DATASET EXCERPTS:
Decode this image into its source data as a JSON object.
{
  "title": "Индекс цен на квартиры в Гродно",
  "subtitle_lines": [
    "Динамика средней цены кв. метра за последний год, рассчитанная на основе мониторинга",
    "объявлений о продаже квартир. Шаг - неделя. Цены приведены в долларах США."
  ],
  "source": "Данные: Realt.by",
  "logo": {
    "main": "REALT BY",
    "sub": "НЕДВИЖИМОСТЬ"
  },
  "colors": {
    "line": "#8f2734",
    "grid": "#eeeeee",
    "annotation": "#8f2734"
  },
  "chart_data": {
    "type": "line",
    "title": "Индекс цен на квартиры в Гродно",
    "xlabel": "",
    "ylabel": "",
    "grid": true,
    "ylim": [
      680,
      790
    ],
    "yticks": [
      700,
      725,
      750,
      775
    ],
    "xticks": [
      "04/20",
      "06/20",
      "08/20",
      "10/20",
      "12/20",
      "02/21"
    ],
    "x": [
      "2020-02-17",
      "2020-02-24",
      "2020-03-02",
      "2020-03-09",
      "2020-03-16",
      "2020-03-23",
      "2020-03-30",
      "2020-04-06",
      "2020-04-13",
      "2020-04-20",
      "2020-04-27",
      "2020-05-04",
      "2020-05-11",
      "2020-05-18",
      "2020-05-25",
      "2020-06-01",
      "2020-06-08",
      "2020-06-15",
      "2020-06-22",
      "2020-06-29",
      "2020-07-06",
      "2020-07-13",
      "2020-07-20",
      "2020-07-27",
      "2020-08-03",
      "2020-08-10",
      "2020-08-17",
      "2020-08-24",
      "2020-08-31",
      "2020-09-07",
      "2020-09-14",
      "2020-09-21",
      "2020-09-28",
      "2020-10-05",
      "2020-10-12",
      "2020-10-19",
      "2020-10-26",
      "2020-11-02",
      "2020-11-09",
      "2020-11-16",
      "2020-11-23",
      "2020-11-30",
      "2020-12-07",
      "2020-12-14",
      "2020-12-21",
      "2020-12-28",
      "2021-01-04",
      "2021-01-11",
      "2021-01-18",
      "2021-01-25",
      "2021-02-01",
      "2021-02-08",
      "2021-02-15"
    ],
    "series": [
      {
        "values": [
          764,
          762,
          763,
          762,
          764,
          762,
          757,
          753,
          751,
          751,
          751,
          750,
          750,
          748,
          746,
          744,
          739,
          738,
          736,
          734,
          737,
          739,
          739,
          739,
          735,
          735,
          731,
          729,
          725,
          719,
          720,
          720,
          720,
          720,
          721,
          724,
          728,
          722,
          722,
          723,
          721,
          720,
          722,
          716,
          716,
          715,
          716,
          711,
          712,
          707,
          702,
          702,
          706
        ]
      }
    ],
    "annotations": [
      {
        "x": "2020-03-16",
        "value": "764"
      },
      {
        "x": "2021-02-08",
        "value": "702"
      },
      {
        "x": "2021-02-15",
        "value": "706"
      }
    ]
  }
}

AIM: Say how many lines of the material contain the word "source", with no other text.

RESPONSE BELOW: 2